• **EXERCISE**
Write out each line from the data below that includes the word "starts".

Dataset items
* * *
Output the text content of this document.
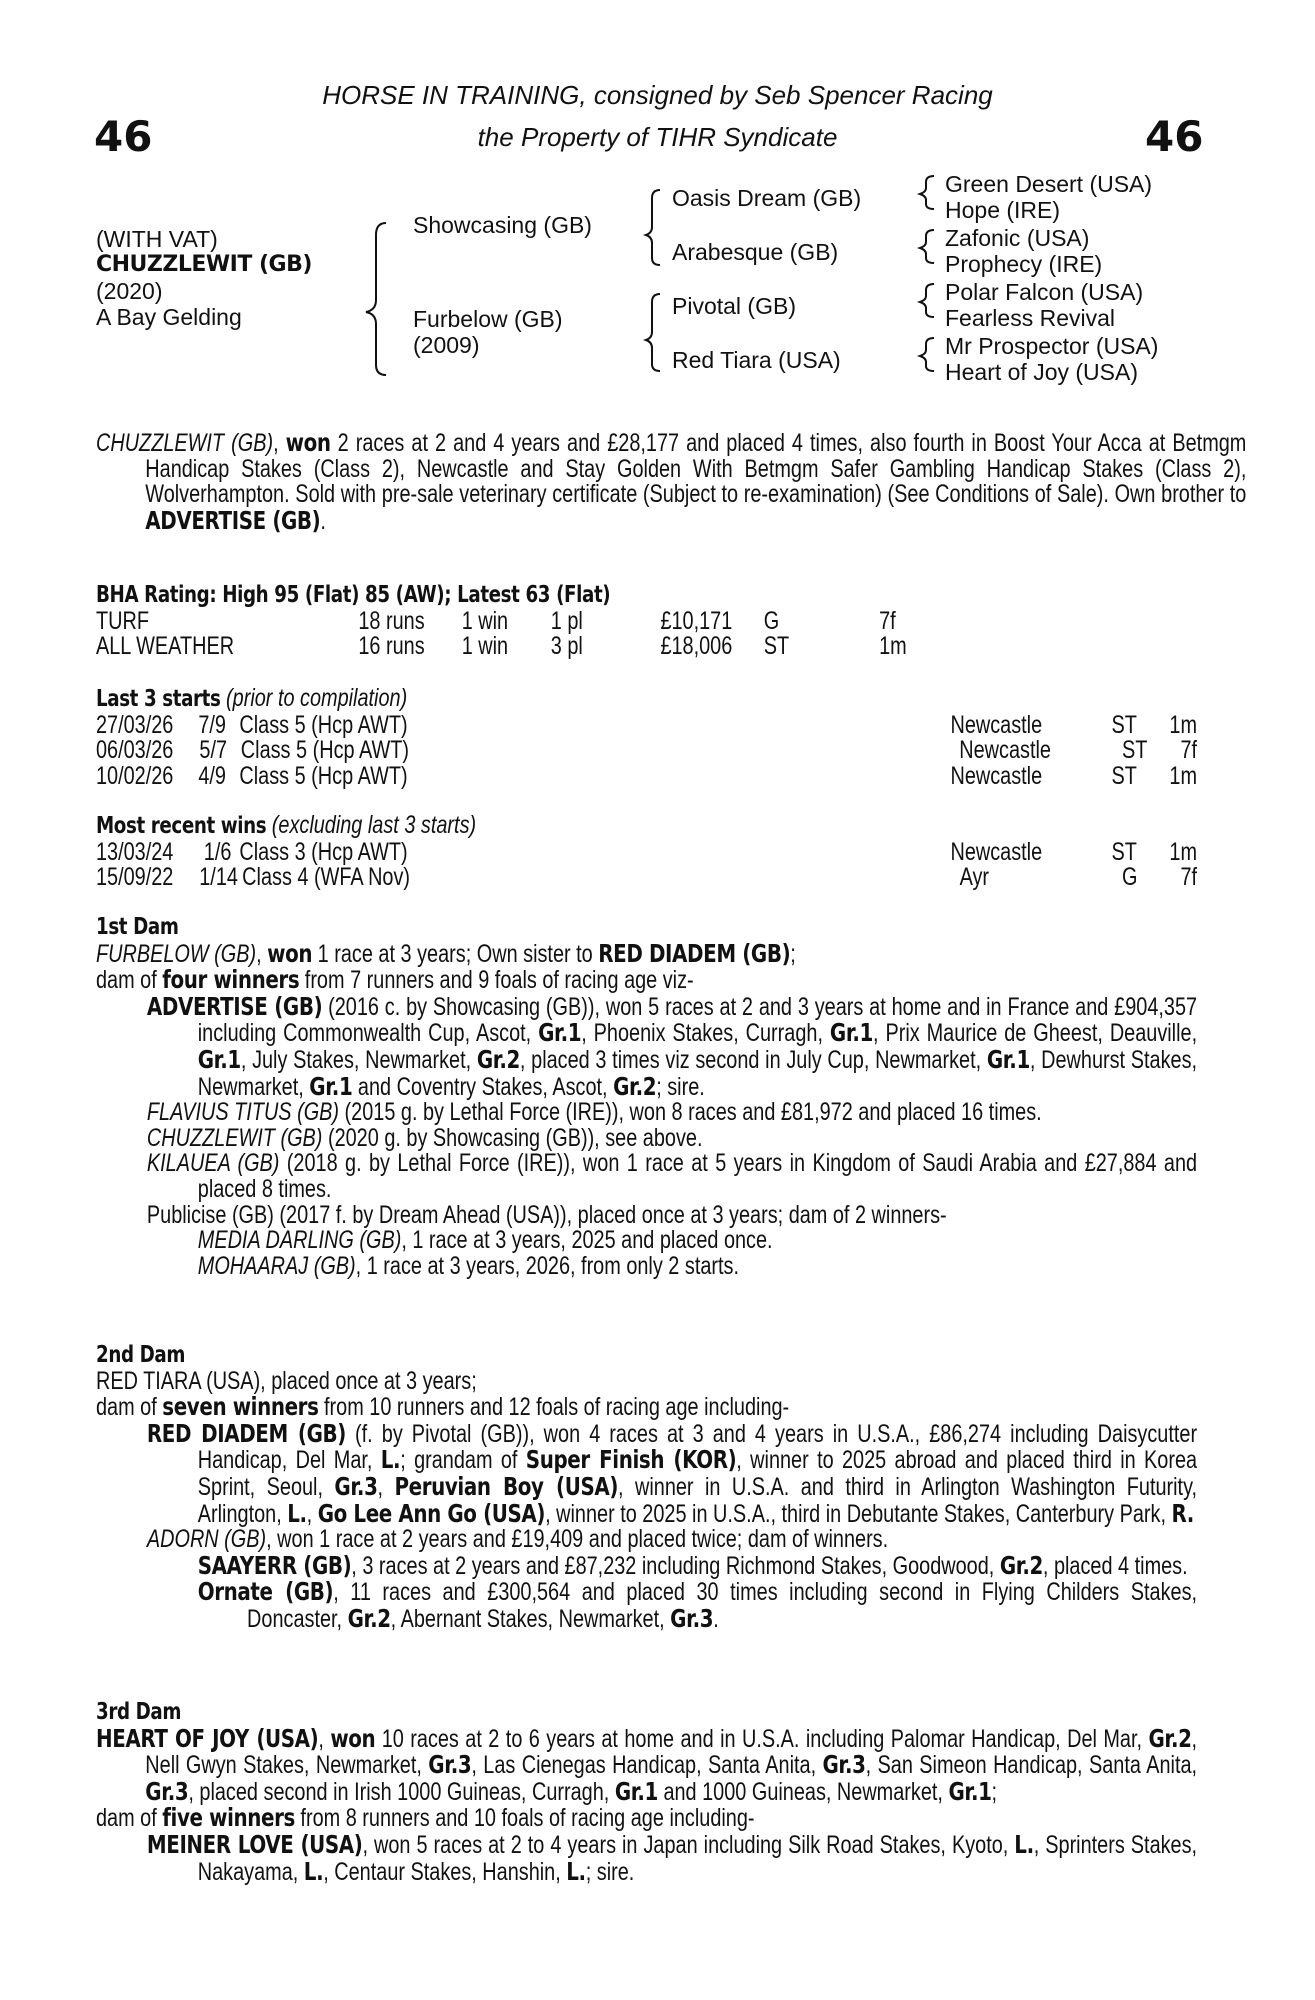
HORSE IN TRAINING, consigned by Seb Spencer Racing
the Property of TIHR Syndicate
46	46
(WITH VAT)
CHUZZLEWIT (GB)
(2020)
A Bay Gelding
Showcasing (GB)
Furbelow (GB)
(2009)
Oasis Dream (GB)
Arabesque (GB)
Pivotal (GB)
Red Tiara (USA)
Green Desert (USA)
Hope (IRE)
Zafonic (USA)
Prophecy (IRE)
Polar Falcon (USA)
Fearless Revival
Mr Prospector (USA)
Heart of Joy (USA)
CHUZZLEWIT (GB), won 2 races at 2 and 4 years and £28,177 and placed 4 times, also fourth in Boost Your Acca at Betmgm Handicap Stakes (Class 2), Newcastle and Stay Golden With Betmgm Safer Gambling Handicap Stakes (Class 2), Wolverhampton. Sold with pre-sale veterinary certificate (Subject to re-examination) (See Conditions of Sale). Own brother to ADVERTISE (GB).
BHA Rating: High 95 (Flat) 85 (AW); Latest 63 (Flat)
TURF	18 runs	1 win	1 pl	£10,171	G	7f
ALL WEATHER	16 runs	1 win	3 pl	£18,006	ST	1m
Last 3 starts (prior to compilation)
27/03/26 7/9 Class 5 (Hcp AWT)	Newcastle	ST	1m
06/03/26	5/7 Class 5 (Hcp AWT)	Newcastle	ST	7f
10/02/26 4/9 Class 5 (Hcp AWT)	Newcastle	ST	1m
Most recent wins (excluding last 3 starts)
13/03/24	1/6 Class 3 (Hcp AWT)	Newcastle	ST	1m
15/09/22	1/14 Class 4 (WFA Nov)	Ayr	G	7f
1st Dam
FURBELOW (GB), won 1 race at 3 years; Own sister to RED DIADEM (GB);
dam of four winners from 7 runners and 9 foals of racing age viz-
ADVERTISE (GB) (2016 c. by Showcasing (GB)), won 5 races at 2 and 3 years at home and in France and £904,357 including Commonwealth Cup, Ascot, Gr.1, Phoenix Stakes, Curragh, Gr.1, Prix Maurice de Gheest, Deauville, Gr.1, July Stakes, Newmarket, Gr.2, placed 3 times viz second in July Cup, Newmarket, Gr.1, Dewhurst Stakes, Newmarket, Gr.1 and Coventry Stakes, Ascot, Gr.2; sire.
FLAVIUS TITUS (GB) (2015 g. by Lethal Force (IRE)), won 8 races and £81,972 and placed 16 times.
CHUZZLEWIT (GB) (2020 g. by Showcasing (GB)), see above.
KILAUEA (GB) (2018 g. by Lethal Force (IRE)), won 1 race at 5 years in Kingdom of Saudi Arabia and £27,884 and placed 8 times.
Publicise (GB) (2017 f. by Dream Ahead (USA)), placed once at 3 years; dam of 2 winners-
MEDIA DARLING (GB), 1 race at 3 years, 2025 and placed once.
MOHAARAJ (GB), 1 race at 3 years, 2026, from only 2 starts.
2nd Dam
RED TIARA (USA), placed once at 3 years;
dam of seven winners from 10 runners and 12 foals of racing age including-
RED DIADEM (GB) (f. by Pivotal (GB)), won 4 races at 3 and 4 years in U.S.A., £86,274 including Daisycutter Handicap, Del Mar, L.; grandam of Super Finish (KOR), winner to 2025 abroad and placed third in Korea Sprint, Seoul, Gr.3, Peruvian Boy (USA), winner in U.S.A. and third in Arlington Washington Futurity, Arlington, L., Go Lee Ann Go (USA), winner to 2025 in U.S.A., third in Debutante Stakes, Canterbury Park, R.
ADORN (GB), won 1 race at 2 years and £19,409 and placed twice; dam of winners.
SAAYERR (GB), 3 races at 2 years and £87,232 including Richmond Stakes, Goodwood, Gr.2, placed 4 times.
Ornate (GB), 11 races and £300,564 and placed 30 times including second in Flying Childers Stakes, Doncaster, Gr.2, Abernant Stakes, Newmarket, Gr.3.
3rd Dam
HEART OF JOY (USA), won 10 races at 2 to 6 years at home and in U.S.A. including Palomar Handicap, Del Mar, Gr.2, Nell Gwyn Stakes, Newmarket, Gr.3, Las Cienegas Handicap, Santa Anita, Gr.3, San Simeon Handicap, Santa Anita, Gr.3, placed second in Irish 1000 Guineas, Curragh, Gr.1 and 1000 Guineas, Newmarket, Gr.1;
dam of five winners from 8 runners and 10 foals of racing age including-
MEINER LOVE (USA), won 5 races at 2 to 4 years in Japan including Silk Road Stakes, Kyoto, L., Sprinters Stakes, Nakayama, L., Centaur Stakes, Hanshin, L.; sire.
* * *
• **EXPECTED OUTPUT**
Last 3 starts (prior to compilation)
Most recent wins (excluding last 3 starts)
MOHAARAJ (GB), 1 race at 3 years, 2026, from only 2 starts.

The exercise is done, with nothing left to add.